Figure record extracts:

begin

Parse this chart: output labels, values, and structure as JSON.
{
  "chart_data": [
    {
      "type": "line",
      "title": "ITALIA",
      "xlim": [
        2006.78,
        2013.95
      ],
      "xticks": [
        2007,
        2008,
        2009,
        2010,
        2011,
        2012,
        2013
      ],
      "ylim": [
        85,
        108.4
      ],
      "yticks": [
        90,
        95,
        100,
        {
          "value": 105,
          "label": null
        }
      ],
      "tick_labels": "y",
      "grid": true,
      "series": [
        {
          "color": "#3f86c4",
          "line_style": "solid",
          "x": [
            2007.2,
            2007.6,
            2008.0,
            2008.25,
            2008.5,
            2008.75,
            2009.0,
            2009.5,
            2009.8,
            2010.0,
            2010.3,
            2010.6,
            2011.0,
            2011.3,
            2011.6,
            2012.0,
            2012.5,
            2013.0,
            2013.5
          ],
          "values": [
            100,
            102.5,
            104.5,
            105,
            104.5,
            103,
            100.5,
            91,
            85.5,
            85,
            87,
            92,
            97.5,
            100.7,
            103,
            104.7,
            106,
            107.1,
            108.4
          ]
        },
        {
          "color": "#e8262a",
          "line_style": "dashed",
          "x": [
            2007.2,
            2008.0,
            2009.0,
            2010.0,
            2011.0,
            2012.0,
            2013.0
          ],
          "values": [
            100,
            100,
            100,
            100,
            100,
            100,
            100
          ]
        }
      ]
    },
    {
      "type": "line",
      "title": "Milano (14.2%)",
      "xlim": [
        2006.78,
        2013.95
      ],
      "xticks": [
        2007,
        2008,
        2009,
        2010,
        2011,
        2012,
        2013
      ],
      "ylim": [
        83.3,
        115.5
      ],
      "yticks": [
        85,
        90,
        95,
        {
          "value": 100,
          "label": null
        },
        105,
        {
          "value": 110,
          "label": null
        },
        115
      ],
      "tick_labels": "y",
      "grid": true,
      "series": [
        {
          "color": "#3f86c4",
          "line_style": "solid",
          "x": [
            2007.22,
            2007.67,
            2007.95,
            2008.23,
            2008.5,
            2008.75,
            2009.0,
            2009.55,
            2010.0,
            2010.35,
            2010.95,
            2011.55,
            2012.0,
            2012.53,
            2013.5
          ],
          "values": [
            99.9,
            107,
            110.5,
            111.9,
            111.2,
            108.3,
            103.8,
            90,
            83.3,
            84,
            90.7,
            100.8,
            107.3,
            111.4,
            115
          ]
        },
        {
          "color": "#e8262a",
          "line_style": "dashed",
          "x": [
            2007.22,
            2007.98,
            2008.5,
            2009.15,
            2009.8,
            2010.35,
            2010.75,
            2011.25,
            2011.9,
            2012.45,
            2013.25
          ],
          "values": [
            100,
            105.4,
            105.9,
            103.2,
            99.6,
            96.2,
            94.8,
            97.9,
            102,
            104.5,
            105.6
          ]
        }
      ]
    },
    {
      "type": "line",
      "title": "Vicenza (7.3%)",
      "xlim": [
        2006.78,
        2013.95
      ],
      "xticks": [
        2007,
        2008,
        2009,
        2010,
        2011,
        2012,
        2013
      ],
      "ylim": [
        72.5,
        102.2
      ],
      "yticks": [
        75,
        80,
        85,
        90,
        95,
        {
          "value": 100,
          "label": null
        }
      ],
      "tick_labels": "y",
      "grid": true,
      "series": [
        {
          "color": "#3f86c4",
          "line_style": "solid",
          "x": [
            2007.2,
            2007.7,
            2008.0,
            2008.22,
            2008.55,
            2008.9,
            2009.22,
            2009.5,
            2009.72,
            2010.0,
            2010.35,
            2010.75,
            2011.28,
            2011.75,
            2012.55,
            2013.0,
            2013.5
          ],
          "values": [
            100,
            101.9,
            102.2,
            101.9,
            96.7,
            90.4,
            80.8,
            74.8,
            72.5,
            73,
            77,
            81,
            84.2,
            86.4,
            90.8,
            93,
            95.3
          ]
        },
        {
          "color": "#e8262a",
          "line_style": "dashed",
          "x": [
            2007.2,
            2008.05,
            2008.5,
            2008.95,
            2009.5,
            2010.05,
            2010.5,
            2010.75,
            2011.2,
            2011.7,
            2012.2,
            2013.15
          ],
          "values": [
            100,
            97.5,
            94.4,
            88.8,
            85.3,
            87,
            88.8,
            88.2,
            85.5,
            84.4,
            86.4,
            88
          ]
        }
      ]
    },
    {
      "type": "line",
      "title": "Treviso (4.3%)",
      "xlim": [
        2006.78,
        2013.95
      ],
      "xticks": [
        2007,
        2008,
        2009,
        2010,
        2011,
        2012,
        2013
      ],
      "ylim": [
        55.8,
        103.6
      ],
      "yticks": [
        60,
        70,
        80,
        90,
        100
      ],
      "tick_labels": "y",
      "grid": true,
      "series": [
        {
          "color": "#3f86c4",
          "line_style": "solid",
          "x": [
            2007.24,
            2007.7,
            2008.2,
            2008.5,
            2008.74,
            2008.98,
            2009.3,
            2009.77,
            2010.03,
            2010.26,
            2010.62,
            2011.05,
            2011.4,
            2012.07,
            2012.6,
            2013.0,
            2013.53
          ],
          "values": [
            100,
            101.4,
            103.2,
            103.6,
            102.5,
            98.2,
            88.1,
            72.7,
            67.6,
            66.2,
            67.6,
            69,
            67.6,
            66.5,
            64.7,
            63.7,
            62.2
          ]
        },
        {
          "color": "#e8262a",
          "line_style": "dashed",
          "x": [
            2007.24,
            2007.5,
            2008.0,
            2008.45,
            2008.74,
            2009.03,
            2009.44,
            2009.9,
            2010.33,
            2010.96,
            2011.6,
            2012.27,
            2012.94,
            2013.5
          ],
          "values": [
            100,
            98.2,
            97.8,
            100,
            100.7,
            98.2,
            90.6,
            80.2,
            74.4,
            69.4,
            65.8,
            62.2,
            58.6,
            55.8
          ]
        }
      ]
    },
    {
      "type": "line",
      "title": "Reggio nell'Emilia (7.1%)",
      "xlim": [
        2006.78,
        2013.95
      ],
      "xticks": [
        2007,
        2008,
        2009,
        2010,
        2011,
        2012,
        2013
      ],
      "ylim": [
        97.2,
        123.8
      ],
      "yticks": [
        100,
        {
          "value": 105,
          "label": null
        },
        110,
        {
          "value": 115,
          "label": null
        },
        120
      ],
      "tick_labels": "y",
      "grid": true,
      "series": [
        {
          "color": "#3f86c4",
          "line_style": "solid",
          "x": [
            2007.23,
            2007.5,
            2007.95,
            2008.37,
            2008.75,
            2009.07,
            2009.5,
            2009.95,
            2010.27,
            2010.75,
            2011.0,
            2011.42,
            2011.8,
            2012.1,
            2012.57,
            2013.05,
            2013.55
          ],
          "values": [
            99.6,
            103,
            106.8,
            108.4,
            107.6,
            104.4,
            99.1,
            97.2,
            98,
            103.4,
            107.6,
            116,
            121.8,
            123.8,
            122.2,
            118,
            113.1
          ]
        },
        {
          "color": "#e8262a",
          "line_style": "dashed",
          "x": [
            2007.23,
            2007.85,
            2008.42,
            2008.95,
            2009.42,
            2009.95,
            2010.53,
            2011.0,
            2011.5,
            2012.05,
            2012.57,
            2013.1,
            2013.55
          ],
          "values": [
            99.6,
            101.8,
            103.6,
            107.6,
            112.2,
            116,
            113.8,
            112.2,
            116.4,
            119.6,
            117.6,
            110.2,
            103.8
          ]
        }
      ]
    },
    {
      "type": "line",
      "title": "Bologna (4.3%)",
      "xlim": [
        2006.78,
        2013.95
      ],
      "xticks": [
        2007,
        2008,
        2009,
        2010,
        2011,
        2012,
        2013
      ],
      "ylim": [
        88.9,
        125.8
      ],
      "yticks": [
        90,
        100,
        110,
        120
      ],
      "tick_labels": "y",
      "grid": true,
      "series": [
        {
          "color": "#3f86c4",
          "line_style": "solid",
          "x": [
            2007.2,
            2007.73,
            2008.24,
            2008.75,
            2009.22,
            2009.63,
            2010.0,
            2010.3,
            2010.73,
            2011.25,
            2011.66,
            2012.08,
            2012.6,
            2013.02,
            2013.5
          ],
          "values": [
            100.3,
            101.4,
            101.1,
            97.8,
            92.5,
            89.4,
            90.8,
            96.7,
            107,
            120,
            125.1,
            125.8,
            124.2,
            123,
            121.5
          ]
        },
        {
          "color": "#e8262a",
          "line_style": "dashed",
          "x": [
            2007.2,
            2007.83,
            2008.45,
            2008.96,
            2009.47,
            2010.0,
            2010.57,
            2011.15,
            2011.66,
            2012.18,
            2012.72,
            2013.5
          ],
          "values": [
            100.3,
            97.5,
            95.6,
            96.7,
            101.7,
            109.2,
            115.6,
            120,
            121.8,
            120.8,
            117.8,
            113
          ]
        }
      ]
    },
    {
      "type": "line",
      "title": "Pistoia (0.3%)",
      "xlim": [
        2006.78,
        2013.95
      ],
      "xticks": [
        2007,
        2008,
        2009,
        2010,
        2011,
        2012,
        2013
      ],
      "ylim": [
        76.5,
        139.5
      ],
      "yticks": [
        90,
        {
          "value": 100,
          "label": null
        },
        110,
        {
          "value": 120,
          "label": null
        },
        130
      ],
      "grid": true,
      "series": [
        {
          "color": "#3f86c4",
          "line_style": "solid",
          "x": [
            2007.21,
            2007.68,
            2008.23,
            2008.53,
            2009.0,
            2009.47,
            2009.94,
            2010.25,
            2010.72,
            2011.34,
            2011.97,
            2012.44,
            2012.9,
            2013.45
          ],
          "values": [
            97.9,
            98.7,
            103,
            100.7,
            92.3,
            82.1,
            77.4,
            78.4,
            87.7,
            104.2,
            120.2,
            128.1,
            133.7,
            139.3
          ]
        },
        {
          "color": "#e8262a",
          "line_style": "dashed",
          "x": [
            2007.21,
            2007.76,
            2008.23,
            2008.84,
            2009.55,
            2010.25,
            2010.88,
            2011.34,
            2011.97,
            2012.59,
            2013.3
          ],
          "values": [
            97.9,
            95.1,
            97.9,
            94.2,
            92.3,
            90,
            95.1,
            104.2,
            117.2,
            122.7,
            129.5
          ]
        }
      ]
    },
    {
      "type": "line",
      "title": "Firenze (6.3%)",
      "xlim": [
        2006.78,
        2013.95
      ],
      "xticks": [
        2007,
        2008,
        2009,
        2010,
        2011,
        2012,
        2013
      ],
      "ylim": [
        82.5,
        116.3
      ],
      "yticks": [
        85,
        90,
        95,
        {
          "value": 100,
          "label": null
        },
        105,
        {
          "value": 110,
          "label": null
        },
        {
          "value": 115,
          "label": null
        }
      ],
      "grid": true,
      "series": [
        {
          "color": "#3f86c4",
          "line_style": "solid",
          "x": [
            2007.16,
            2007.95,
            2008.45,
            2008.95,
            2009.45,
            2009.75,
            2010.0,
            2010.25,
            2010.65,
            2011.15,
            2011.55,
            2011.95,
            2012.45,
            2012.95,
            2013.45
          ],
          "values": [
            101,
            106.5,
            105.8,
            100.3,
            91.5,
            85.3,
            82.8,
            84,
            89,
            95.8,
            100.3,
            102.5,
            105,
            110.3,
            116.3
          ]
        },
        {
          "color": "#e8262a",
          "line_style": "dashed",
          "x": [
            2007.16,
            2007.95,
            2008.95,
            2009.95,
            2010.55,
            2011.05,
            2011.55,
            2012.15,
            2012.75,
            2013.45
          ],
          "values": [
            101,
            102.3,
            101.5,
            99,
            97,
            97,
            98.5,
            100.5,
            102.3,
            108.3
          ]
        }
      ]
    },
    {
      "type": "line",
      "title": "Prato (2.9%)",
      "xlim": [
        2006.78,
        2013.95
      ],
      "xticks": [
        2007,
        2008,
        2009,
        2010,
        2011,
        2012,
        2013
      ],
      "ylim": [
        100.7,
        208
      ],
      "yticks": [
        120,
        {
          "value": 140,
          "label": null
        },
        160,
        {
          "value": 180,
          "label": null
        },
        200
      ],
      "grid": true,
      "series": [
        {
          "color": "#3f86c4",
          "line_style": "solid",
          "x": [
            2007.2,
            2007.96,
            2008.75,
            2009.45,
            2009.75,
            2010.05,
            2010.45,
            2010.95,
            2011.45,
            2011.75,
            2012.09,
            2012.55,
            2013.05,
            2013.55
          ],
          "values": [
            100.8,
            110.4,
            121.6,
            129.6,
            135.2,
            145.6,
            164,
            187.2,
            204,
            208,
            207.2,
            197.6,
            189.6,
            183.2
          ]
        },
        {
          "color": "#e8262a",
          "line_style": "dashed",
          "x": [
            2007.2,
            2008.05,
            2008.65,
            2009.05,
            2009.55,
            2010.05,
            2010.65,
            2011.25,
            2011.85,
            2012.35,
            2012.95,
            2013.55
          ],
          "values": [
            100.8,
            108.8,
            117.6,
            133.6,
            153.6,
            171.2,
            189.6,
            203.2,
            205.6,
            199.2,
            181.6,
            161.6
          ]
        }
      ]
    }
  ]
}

end

- _Your instructions_
Each line in the listing above that contains "title" should be copied.

- _Reply to the exercise_
      "title": "ITALIA",
      "title": "Milano (14.2%)",
      "title": "Vicenza (7.3%)",
      "title": "Treviso (4.3%)",
      "title": "Reggio nell'Emilia (7.1%)",
      "title": "Bologna (4.3%)",
      "title": "Pistoia (0.3%)",
      "title": "Firenze (6.3%)",
      "title": "Prato (2.9%)",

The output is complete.